Element boundary records:
::::

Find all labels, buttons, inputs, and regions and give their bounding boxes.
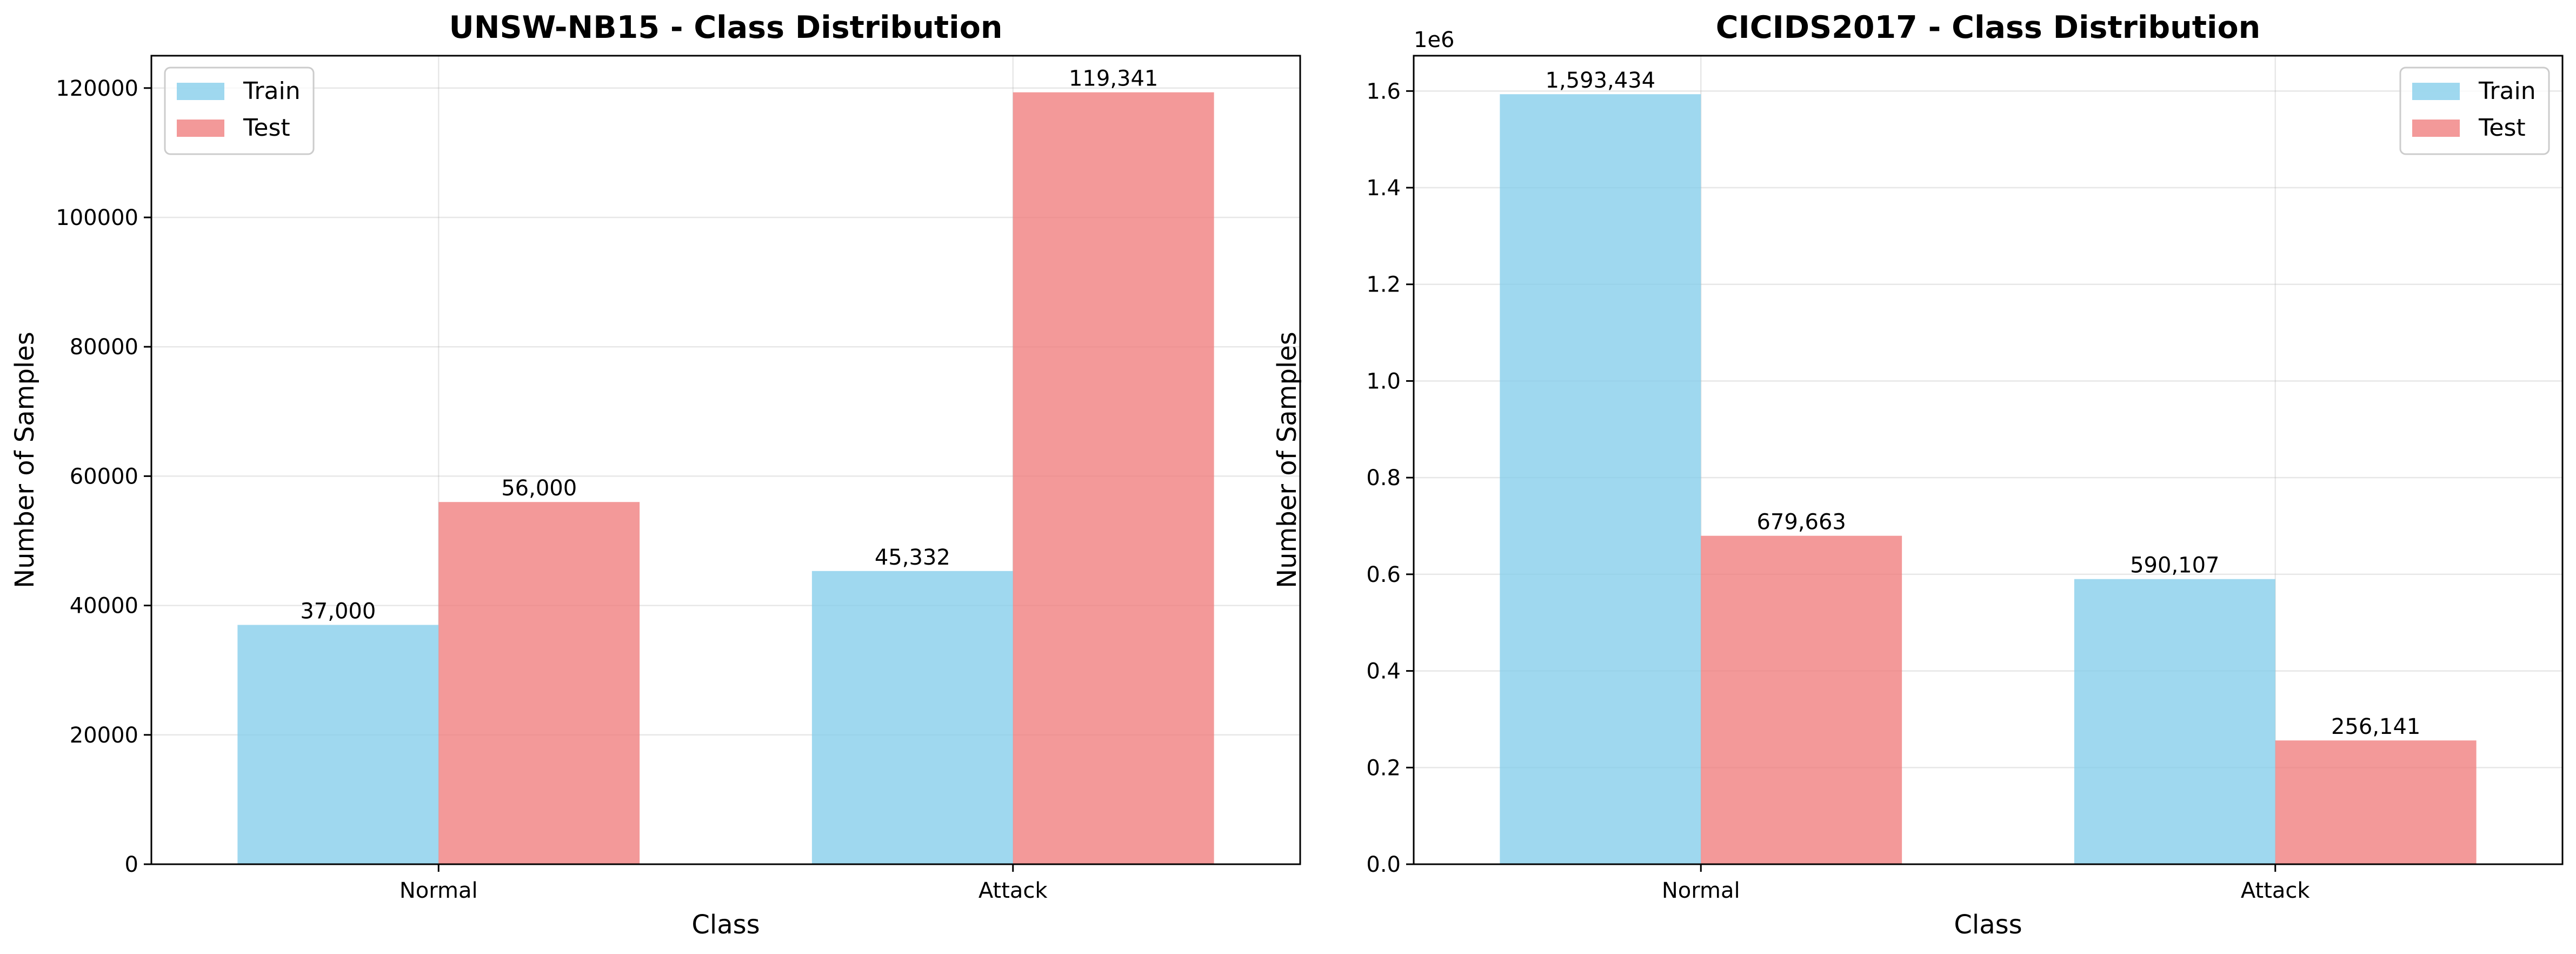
data-label: 45,332 <box>875 545 950 570</box>
x-tick-label: Attack <box>979 878 1048 903</box>
chart-panel-2: 1,593,434 590,107 679,663 256,141 0.0 0.2 0.4 0… <box>1272 10 2564 940</box>
bar-test-attack <box>2275 740 2477 864</box>
y-tick-label: 100000 <box>56 206 138 230</box>
legend: Train Test <box>2399 67 2550 155</box>
y-tick-label: 80000 <box>70 335 138 360</box>
data-label: 119,341 <box>1069 67 1158 91</box>
data-label: 56,000 <box>501 476 577 501</box>
plot-frame <box>150 55 1301 865</box>
data-label: 256,141 <box>2331 714 2420 739</box>
y-tick-label: 1.2 <box>1366 273 1401 297</box>
y-tick-label: 20000 <box>70 723 138 748</box>
legend-swatch-test <box>2412 120 2460 137</box>
axis-offset-text: 1e6 <box>1414 28 1455 52</box>
chart-panel-1: 37,000 45,332 56,000 119,341 0 20000 40000 6000… <box>10 10 1301 940</box>
legend-swatch-train <box>2412 83 2460 100</box>
legend-label-train: Train <box>2478 77 2536 105</box>
y-tick-label: 0 <box>125 852 138 877</box>
legend-swatch-test <box>177 120 224 137</box>
x-axis-label: Class <box>1954 910 2022 940</box>
bar-train-normal <box>237 625 439 864</box>
legend-label-train: Train <box>243 77 301 105</box>
bar-train-attack <box>2074 579 2275 864</box>
x-tick-label: Attack <box>2241 878 2311 903</box>
bar-train-attack <box>811 571 1013 864</box>
y-tick-label: 0.6 <box>1366 562 1401 587</box>
y-tick-label: 40000 <box>70 594 138 619</box>
bar-test-normal <box>1701 535 1902 864</box>
y-tick-label: 60000 <box>70 464 138 489</box>
y-tick-label: 0.8 <box>1366 466 1401 491</box>
y-tick-label: 0.4 <box>1366 659 1401 684</box>
x-tick-label: Normal <box>400 878 478 903</box>
data-label: 679,663 <box>1756 510 1846 535</box>
y-axis-label: Number of Samples <box>1272 332 1302 588</box>
data-label: 590,107 <box>2130 553 2219 578</box>
data-label: 1,593,434 <box>1546 68 1656 93</box>
y-tick-label: 1.6 <box>1366 79 1401 104</box>
legend-swatch-train <box>177 83 224 100</box>
y-axis-label: Number of Samples <box>10 332 40 588</box>
y-tick-label: 1.4 <box>1366 176 1401 201</box>
bar-test-normal <box>438 502 640 864</box>
data-label: 37,000 <box>300 599 376 624</box>
y-tick-label: 1.0 <box>1366 369 1401 394</box>
x-axis-label: Class <box>691 910 760 940</box>
plot-frame <box>1413 55 2564 865</box>
y-tick-label: 0.0 <box>1366 852 1401 877</box>
bar-test-attack <box>1013 92 1214 864</box>
legend-label-test: Test <box>243 114 290 142</box>
y-tick-label: 0.2 <box>1366 756 1401 780</box>
legend: Train Test <box>164 67 315 155</box>
chart-title: UNSW-NB15 - Class Distribution <box>449 10 1003 45</box>
legend-label-test: Test <box>2478 114 2526 142</box>
x-tick-label: Normal <box>1662 878 1740 903</box>
y-tick-label: 120000 <box>56 76 138 101</box>
bar-train-normal <box>1500 94 1701 864</box>
chart-title: CICIDS2017 - Class Distribution <box>1716 10 2261 45</box>
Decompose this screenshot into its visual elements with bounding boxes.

::::

The task: Copy every line of the records above without any changes, leaving out the pictures.

Worked solution:
Find all labels, buttons, inputs, and regions and give their bounding boxes.
data-label: 45,332 <box>875 545 950 570</box>
x-tick-label: Attack <box>979 878 1048 903</box>
chart-panel-2: 1,593,434 590,107 679,663 256,141 0.0 0.2 0.4 0… <box>1272 10 2564 940</box>
bar-test-attack <box>2275 740 2477 864</box>
y-tick-label: 100000 <box>56 206 138 230</box>
legend: Train Test <box>2399 67 2550 155</box>
y-tick-label: 80000 <box>70 335 138 360</box>
data-label: 119,341 <box>1069 67 1158 91</box>
data-label: 56,000 <box>501 476 577 501</box>
plot-frame <box>150 55 1301 865</box>
data-label: 256,141 <box>2331 714 2420 739</box>
y-tick-label: 1.2 <box>1366 273 1401 297</box>
y-tick-label: 20000 <box>70 723 138 748</box>
legend-swatch-test <box>2412 120 2460 137</box>
axis-offset-text: 1e6 <box>1414 28 1455 52</box>
chart-panel-1: 37,000 45,332 56,000 119,341 0 20000 40000 6000… <box>10 10 1301 940</box>
legend-swatch-train <box>2412 83 2460 100</box>
legend-label-train: Train <box>2478 77 2536 105</box>
y-tick-label: 0 <box>125 852 138 877</box>
legend-swatch-test <box>177 120 224 137</box>
x-axis-label: Class <box>1954 910 2022 940</box>
bar-train-normal <box>237 625 439 864</box>
legend-label-train: Train <box>243 77 301 105</box>
bar-train-attack <box>2074 579 2275 864</box>
x-tick-label: Attack <box>2241 878 2311 903</box>
bar-train-attack <box>811 571 1013 864</box>
y-tick-label: 0.6 <box>1366 562 1401 587</box>
y-tick-label: 40000 <box>70 594 138 619</box>
bar-test-normal <box>1701 535 1902 864</box>
y-tick-label: 60000 <box>70 464 138 489</box>
y-tick-label: 0.8 <box>1366 466 1401 491</box>
y-tick-label: 0.4 <box>1366 659 1401 684</box>
x-tick-label: Normal <box>400 878 478 903</box>
data-label: 679,663 <box>1756 510 1846 535</box>
y-axis-label: Number of Samples <box>1272 332 1302 588</box>
data-label: 590,107 <box>2130 553 2219 578</box>
data-label: 1,593,434 <box>1546 68 1656 93</box>
y-tick-label: 1.6 <box>1366 79 1401 104</box>
legend-swatch-train <box>177 83 224 100</box>
y-axis-label: Number of Samples <box>10 332 40 588</box>
y-tick-label: 1.4 <box>1366 176 1401 201</box>
bar-test-normal <box>438 502 640 864</box>
data-label: 37,000 <box>300 599 376 624</box>
y-tick-label: 1.0 <box>1366 369 1401 394</box>
x-axis-label: Class <box>691 910 760 940</box>
plot-frame <box>1413 55 2564 865</box>
y-tick-label: 0.0 <box>1366 852 1401 877</box>
bar-test-attack <box>1013 92 1214 864</box>
legend-label-test: Test <box>243 114 290 142</box>
y-tick-label: 0.2 <box>1366 756 1401 780</box>
legend: Train Test <box>164 67 315 155</box>
chart-title: UNSW-NB15 - Class Distribution <box>449 10 1003 45</box>
legend-label-test: Test <box>2478 114 2526 142</box>
x-tick-label: Normal <box>1662 878 1740 903</box>
y-tick-label: 120000 <box>56 76 138 101</box>
bar-train-normal <box>1500 94 1701 864</box>
chart-title: CICIDS2017 - Class Distribution <box>1716 10 2261 45</box>
Decompose this screenshot into its visual elements with bounding boxes.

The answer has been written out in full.